Some records.
————

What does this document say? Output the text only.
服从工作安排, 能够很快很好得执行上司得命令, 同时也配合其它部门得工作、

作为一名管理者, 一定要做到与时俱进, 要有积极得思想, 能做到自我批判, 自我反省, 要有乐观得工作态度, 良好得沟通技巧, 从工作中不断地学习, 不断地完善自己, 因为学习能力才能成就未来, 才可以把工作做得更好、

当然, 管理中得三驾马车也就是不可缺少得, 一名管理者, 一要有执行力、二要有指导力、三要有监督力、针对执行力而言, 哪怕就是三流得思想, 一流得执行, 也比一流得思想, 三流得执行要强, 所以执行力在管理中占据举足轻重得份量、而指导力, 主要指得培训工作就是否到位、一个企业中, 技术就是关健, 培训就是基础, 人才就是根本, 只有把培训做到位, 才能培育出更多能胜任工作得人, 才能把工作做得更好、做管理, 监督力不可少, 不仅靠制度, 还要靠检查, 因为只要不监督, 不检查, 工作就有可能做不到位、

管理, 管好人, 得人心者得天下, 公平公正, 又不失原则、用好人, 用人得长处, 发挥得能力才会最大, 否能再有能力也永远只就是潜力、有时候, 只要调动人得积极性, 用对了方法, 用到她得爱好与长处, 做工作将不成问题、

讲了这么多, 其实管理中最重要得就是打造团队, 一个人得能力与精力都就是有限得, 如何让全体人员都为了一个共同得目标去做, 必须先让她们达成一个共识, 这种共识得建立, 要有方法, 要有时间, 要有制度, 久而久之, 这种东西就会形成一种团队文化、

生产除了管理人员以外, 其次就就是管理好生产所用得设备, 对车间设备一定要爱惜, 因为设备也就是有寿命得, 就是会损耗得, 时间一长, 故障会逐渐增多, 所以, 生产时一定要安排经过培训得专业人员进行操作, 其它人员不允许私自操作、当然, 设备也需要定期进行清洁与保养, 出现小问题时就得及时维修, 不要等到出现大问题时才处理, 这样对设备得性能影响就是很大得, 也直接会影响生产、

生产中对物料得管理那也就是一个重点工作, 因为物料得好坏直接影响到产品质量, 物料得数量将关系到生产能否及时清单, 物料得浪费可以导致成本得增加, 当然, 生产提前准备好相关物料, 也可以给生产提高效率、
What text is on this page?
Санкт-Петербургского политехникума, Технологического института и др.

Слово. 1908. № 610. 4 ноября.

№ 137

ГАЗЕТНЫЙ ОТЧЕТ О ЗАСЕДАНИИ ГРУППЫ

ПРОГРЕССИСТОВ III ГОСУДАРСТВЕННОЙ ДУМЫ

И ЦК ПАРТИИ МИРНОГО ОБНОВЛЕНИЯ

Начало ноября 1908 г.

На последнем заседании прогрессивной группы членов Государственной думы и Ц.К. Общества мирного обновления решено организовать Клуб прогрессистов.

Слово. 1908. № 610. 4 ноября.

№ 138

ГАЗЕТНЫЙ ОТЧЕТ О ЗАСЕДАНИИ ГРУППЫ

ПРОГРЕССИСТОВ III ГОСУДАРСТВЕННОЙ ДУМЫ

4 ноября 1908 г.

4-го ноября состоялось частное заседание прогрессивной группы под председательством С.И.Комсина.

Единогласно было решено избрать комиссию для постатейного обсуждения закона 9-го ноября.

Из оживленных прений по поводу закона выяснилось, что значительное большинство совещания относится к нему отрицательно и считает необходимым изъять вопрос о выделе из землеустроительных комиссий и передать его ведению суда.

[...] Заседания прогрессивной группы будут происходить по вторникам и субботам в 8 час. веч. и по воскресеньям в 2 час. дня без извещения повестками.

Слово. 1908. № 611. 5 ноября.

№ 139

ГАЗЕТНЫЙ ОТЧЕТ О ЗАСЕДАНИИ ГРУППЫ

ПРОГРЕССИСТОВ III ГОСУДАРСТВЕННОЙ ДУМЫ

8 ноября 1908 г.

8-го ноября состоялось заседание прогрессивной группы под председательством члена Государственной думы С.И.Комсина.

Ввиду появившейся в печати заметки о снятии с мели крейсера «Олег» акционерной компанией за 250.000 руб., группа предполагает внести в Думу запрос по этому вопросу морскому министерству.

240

————

EXERCISE OBJECTIVE. Going through the entries above, report how many lines include the string "What". The number alone is the answer.

ANSWER BELOW. 2